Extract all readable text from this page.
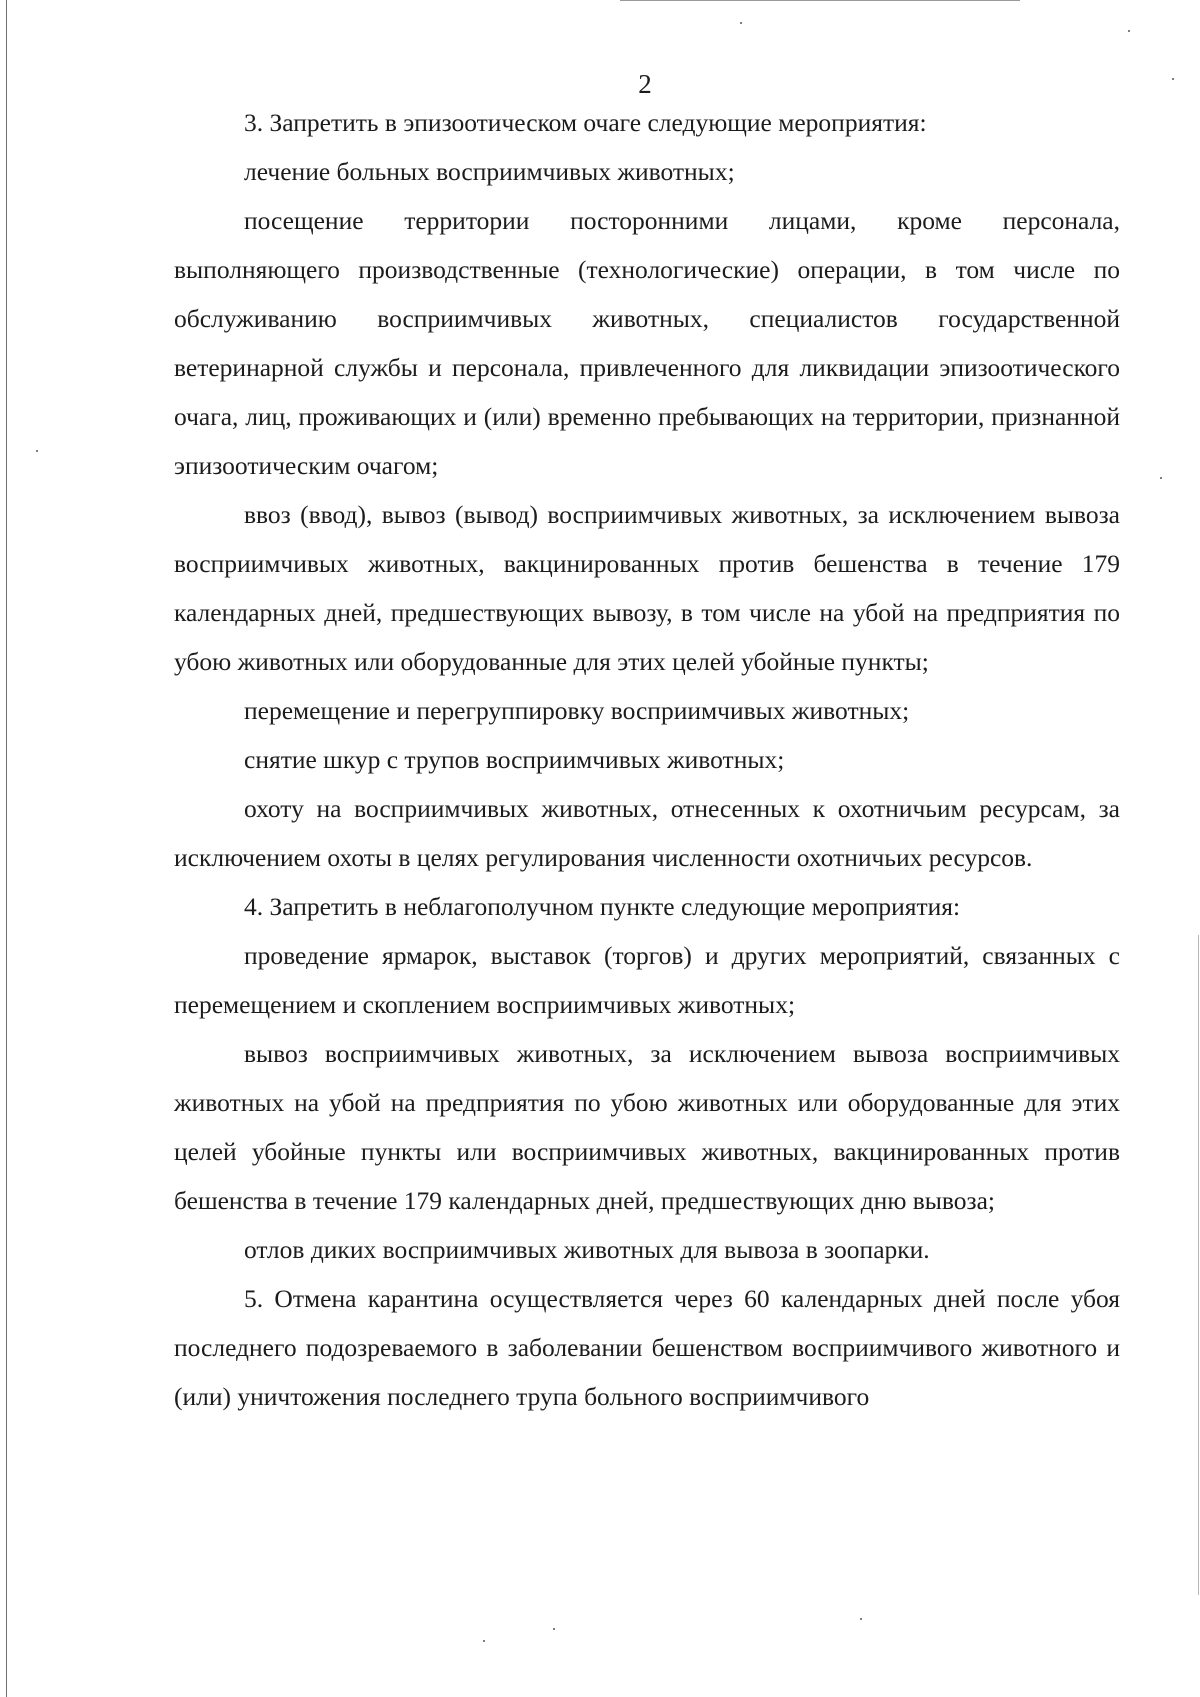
2

3. Запретить в эпизоотическом очаге следующие мероприятия:

лечение больных восприимчивых животных;

посещение территории посторонними лицами, кроме персонала, выполняющего производственные (технологические) операции, в том числе по обслуживанию восприимчивых животных, специалистов государственной ветеринарной службы и персонала, привлеченного для ликвидации эпизоотического очага, лиц, проживающих и (или) временно пребывающих на территории, признанной эпизоотическим очагом;

ввоз (ввод), вывоз (вывод) восприимчивых животных, за исключением вывоза восприимчивых животных, вакцинированных против бешенства в течение 179 календарных дней, предшествующих вывозу, в том числе на убой на предприятия по убою животных или оборудованные для этих целей убойные пункты;

перемещение и перегруппировку восприимчивых животных;

снятие шкур с трупов восприимчивых животных;

охоту на восприимчивых животных, отнесенных к охотничьим ресурсам, за исключением охоты в целях регулирования численности охотничьих ресурсов.

4. Запретить в неблагополучном пункте следующие мероприятия:

проведение ярмарок, выставок (торгов) и других мероприятий, связанных с перемещением и скоплением восприимчивых животных;

вывоз восприимчивых животных, за исключением вывоза восприимчивых животных на убой на предприятия по убою животных или оборудованные для этих целей убойные пункты или восприимчивых животных, вакцинированных против бешенства в течение 179 календарных дней, предшествующих дню вывоза;

отлов диких восприимчивых животных для вывоза в зоопарки.

5. Отмена карантина осуществляется через 60 календарных дней после убоя последнего подозреваемого в заболевании бешенством восприимчивого животного и (или) уничтожения последнего трупа больного восприимчивого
■ ■ ■ ■
Ignore the images and quote every line of the listing exactly.

In response —
Extract all readable text from this page.
2

3. Запретить в эпизоотическом очаге следующие мероприятия:

лечение больных восприимчивых животных;

посещение территории посторонними лицами, кроме персонала, выполняющего производственные (технологические) операции, в том числе по обслуживанию восприимчивых животных, специалистов государственной ветеринарной службы и персонала, привлеченного для ликвидации эпизоотического очага, лиц, проживающих и (или) временно пребывающих на территории, признанной эпизоотическим очагом;

ввоз (ввод), вывоз (вывод) восприимчивых животных, за исключением вывоза восприимчивых животных, вакцинированных против бешенства в течение 179 календарных дней, предшествующих вывозу, в том числе на убой на предприятия по убою животных или оборудованные для этих целей убойные пункты;

перемещение и перегруппировку восприимчивых животных;

снятие шкур с трупов восприимчивых животных;

охоту на восприимчивых животных, отнесенных к охотничьим ресурсам, за исключением охоты в целях регулирования численности охотничьих ресурсов.

4. Запретить в неблагополучном пункте следующие мероприятия:

проведение ярмарок, выставок (торгов) и других мероприятий, связанных с перемещением и скоплением восприимчивых животных;

вывоз восприимчивых животных, за исключением вывоза восприимчивых животных на убой на предприятия по убою животных или оборудованные для этих целей убойные пункты или восприимчивых животных, вакцинированных против бешенства в течение 179 календарных дней, предшествующих дню вывоза;

отлов диких восприимчивых животных для вывоза в зоопарки.

5. Отмена карантина осуществляется через 60 календарных дней после убоя последнего подозреваемого в заболевании бешенством восприимчивого животного и (или) уничтожения последнего трупа больного восприимчивого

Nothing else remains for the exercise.